_Excerpted data:_

--

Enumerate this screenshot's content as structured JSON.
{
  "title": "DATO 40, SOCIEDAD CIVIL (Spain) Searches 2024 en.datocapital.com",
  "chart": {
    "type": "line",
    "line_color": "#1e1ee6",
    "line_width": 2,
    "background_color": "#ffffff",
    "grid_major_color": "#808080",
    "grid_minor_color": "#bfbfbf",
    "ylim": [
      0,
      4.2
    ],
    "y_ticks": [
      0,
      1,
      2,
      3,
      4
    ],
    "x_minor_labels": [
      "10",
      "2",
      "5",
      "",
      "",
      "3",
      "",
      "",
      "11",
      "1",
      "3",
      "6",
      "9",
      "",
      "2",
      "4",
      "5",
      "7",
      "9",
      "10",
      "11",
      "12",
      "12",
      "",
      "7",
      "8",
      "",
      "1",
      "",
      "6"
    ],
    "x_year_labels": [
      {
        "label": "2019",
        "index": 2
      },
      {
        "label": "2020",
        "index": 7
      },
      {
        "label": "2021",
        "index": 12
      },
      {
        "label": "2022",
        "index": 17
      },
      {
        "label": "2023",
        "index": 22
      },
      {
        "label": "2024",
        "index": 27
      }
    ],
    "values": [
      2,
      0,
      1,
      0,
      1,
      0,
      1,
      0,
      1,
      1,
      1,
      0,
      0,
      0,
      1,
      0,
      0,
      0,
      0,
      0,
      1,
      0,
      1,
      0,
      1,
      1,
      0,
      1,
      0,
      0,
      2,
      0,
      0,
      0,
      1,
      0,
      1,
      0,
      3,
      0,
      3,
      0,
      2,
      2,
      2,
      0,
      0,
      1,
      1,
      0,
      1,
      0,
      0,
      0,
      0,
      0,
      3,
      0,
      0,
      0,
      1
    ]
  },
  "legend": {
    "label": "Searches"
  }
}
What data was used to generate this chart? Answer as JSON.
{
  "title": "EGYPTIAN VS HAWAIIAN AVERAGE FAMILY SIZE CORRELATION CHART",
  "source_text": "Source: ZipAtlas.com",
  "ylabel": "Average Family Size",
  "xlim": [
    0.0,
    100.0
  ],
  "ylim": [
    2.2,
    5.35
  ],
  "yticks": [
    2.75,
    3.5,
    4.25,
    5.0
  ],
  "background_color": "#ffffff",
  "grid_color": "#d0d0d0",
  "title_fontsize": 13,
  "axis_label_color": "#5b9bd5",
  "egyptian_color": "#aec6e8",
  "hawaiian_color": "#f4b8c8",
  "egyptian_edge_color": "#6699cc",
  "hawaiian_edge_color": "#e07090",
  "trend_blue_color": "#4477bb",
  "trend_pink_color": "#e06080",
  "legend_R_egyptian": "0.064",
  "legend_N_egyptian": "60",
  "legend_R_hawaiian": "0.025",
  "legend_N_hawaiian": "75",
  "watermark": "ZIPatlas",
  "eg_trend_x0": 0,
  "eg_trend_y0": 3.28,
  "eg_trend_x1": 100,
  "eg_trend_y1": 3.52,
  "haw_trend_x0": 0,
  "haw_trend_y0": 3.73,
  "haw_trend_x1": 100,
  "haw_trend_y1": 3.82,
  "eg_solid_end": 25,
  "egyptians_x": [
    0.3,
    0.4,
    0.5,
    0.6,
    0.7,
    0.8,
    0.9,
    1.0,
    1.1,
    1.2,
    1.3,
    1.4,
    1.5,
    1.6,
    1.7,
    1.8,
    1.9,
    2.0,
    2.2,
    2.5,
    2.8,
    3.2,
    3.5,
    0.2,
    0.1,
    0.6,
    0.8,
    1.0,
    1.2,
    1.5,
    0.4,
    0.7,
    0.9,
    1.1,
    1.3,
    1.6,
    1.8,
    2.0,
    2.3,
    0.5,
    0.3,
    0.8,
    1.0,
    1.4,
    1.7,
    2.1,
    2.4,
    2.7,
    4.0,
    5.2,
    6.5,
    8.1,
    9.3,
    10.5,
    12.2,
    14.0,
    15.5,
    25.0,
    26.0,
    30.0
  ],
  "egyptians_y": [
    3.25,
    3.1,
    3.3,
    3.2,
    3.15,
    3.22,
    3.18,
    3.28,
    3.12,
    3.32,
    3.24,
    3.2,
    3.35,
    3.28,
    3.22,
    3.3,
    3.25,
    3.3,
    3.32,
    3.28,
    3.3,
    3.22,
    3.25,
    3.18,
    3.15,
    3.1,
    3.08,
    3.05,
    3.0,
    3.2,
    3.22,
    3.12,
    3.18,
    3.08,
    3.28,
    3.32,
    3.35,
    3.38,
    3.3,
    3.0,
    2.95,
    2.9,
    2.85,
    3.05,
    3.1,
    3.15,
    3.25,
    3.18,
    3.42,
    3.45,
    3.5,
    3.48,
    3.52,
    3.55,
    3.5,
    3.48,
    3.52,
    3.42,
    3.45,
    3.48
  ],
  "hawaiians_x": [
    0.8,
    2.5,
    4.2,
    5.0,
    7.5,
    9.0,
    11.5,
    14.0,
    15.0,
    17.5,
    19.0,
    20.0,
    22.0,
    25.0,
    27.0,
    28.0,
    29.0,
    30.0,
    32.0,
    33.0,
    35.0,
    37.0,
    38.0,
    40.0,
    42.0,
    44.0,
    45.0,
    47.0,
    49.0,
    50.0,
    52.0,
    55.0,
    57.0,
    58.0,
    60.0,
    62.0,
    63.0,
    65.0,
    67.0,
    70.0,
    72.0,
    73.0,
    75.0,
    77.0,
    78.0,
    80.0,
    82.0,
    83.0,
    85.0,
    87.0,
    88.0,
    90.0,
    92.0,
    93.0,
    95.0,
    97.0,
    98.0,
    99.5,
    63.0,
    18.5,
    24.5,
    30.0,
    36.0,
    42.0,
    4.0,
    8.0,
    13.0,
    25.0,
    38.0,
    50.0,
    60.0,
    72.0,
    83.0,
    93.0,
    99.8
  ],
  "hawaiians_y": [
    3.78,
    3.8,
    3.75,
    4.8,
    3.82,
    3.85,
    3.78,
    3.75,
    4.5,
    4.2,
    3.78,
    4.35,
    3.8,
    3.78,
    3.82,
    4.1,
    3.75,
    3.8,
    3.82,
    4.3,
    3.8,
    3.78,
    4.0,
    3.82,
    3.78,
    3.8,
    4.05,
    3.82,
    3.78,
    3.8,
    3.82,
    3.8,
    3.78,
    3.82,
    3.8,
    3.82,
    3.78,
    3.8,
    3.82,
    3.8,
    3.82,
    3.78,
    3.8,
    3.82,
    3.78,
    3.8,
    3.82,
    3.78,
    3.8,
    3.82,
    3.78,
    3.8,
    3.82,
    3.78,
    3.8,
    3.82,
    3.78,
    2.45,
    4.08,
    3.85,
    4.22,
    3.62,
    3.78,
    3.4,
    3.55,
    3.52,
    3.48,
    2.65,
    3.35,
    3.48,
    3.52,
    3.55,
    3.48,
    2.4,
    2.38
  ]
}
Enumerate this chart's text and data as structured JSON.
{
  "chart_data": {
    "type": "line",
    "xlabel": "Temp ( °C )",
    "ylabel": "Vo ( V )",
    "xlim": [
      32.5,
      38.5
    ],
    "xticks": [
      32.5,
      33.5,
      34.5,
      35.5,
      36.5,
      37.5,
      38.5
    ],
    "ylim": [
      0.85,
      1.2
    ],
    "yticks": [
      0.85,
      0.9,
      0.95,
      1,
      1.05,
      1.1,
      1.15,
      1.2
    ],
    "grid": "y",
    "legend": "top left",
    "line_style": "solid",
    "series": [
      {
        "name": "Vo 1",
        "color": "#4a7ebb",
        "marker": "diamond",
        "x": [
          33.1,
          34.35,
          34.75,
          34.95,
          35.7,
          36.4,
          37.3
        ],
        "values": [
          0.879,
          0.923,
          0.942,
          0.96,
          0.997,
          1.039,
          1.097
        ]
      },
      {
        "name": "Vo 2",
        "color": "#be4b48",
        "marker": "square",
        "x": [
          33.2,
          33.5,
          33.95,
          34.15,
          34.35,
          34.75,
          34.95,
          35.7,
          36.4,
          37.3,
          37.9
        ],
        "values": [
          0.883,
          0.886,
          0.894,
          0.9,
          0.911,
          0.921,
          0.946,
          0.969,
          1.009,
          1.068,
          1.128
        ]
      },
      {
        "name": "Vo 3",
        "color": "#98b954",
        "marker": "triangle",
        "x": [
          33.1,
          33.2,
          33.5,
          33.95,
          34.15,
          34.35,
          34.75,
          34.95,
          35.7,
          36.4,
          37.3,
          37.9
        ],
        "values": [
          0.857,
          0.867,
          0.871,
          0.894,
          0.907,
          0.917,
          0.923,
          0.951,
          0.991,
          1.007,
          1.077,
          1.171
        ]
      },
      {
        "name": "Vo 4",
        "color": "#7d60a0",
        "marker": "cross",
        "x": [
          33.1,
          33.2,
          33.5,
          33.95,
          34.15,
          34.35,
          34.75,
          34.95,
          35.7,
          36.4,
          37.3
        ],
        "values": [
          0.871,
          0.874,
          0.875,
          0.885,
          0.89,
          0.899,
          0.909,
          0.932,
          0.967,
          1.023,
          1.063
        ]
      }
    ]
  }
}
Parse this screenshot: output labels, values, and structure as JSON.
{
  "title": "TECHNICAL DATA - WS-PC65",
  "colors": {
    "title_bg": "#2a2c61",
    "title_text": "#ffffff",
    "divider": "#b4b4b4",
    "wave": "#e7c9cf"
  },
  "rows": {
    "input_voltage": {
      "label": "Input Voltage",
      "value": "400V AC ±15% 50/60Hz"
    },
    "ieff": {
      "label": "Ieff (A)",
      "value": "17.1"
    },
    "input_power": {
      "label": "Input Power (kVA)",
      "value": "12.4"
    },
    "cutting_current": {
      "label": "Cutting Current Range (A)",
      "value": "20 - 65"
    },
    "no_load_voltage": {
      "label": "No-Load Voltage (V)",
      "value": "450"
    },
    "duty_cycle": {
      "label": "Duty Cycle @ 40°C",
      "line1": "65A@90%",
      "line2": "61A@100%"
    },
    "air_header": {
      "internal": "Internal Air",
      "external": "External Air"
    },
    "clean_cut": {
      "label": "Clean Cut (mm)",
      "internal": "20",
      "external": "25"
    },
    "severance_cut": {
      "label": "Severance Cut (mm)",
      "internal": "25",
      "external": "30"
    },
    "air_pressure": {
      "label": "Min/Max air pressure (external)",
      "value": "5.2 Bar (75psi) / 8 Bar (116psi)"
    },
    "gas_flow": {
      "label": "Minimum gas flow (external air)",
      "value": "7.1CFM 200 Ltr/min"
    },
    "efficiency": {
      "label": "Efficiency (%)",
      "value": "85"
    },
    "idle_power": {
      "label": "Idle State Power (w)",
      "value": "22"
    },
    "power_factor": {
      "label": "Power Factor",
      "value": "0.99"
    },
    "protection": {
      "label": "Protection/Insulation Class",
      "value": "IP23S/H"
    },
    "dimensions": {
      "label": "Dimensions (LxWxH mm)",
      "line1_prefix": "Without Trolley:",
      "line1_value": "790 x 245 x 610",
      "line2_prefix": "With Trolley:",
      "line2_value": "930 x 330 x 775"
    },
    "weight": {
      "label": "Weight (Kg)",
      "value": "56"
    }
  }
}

--

Return the lines of the records that include the string "structured".

Enumerate this screenshot's content as structured JSON.
Enumerate this chart's text and data as structured JSON.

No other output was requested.